┌─ The input

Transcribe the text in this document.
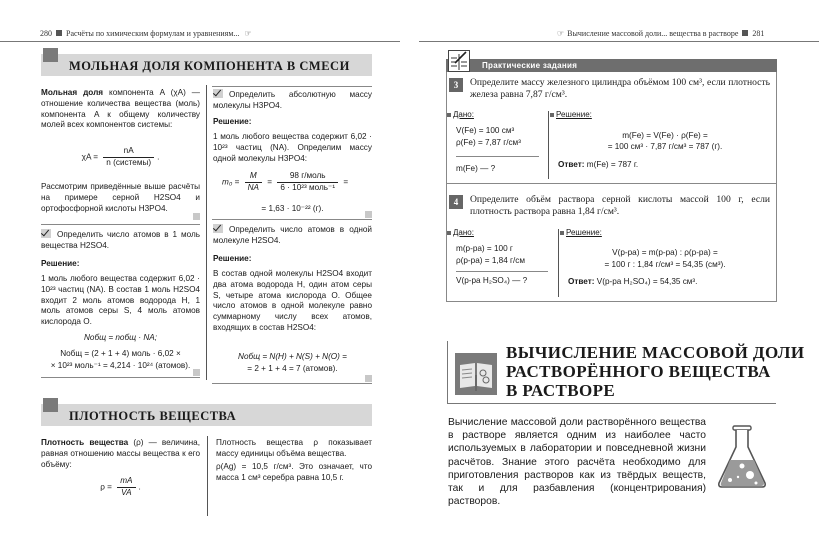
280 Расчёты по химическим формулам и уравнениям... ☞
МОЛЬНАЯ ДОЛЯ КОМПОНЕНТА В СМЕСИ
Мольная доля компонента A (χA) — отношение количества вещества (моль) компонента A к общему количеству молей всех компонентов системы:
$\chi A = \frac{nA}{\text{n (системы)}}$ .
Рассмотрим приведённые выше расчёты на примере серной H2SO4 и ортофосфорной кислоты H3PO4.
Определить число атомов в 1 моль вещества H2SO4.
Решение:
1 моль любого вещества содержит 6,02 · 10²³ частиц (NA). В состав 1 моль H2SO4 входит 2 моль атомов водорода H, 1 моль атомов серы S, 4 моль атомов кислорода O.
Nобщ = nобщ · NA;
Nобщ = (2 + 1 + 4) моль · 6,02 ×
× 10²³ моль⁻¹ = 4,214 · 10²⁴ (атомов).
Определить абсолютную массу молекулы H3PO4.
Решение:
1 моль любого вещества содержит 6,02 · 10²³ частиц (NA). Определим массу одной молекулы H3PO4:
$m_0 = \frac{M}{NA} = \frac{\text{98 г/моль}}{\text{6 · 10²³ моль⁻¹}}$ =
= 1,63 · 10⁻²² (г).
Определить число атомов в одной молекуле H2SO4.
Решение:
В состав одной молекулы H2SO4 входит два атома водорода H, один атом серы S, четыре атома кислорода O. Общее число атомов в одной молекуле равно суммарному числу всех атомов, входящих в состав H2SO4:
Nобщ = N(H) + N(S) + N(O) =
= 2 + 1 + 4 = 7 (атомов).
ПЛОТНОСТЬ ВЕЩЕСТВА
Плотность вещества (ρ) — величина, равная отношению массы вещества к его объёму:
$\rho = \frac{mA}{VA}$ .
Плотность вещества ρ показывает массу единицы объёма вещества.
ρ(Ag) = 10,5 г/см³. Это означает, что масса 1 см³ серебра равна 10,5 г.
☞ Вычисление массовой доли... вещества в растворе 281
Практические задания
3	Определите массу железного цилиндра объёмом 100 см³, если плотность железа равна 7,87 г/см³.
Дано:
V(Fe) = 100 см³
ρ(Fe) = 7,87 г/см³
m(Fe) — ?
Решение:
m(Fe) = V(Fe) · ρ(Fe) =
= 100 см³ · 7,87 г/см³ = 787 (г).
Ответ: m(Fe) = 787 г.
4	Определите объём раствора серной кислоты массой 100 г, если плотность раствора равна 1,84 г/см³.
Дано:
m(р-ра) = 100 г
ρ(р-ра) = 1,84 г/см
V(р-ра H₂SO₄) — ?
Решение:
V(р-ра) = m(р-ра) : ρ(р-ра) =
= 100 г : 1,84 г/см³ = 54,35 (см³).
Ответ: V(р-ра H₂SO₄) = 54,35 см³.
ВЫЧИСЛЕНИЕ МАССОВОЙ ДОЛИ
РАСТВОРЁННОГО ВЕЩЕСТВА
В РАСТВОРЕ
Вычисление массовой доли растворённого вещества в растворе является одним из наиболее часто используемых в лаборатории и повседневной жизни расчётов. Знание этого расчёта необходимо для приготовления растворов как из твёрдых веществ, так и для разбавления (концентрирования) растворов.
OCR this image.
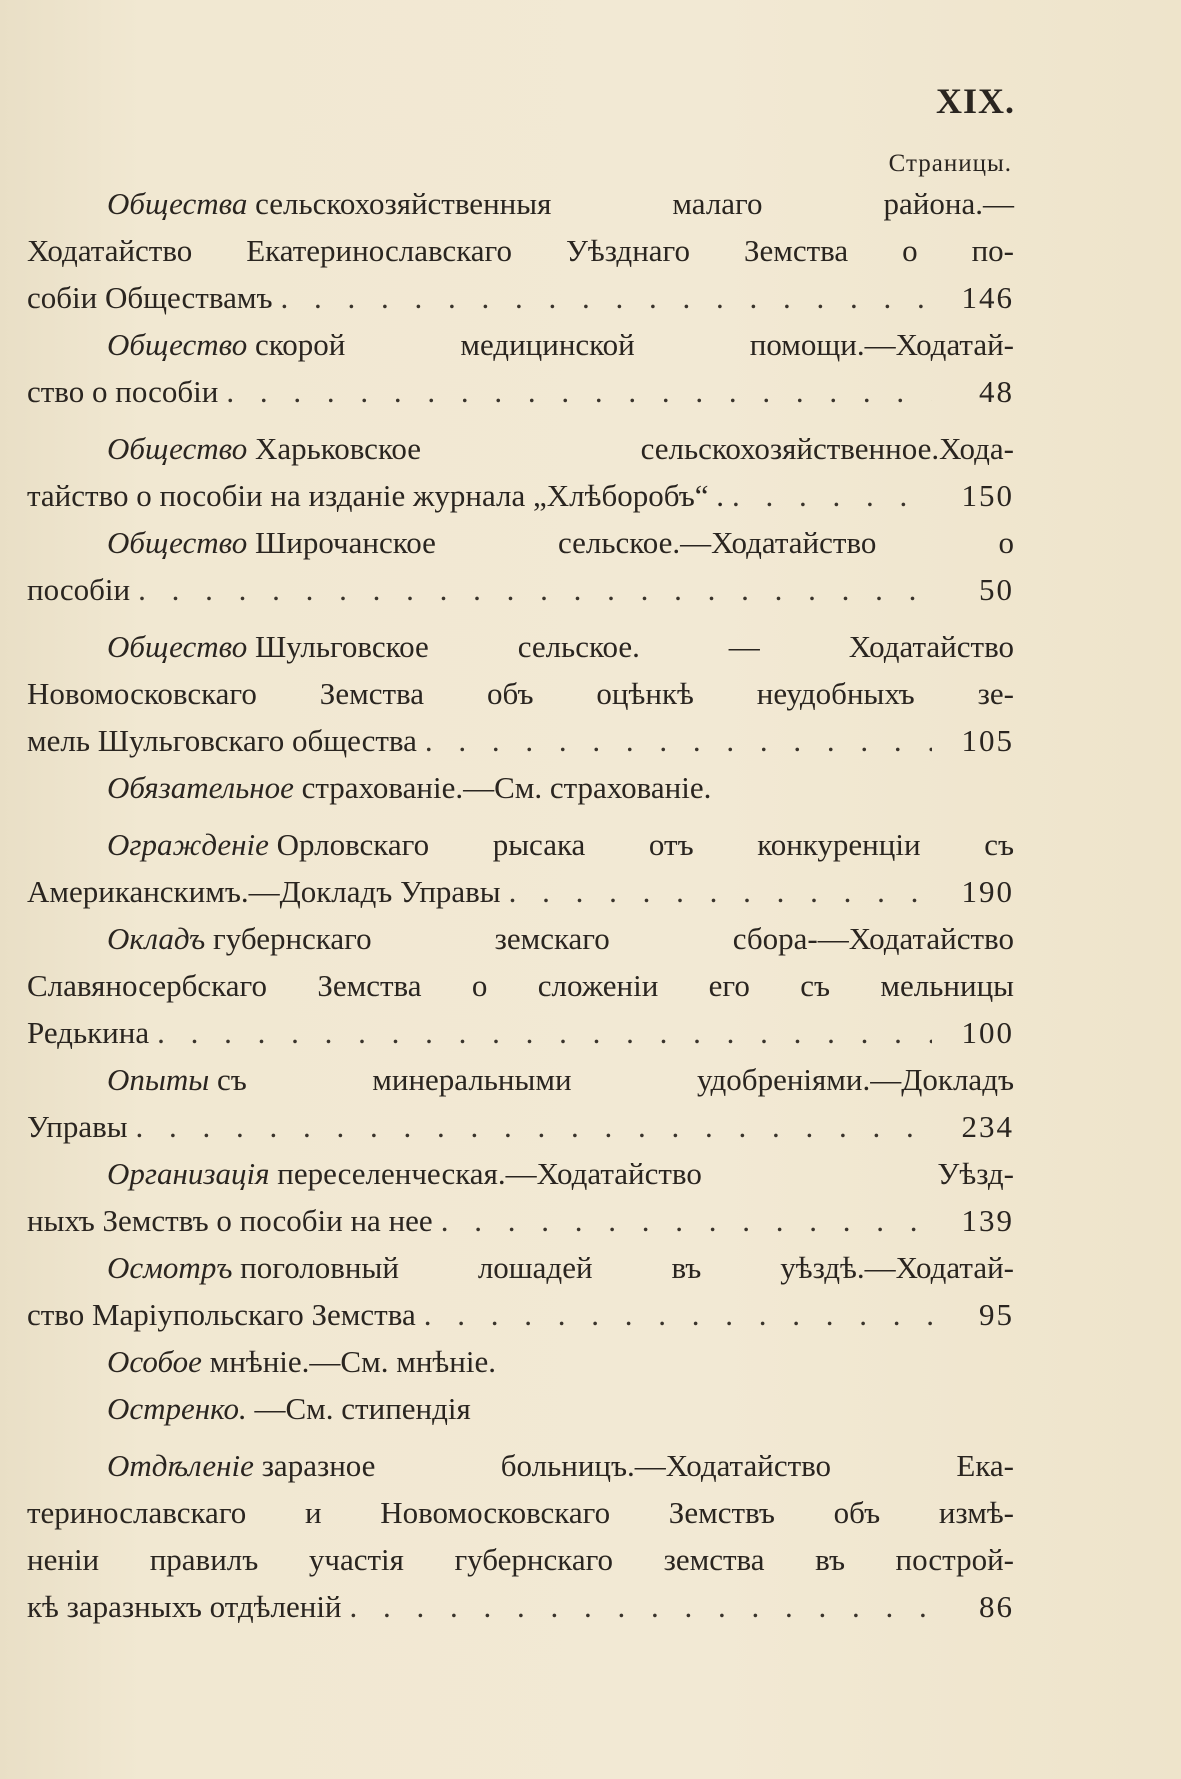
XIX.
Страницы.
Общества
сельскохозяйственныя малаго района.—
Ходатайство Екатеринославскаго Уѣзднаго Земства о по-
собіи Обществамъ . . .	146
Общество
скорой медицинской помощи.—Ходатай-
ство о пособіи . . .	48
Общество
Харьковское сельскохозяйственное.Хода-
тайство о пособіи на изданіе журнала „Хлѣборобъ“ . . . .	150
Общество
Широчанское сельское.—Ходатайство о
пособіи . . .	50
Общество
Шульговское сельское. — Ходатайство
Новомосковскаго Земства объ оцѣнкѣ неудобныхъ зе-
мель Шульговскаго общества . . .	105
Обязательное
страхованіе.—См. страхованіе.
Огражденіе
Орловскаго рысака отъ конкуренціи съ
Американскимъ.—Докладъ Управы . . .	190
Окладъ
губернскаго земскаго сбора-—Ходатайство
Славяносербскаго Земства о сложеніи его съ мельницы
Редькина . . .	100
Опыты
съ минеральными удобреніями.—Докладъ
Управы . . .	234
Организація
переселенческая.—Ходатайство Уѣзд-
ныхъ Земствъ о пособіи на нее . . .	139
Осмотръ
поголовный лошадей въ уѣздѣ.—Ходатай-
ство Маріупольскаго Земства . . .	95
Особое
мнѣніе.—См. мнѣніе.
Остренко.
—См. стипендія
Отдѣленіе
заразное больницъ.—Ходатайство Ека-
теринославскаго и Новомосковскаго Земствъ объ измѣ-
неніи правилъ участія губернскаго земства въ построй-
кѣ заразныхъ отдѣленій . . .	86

└─

» What is being asked
Using the records above, gather all lines where the string "Определите" is present.

» Answer to this exercise
3	Определите массу железного цилиндра объёмом 100 см³, если плотность железа равна 7,87 г/см³.
4	Определите объём раствора серной кислоты массой 100 г, если плотность раствора равна 1,84 г/см³.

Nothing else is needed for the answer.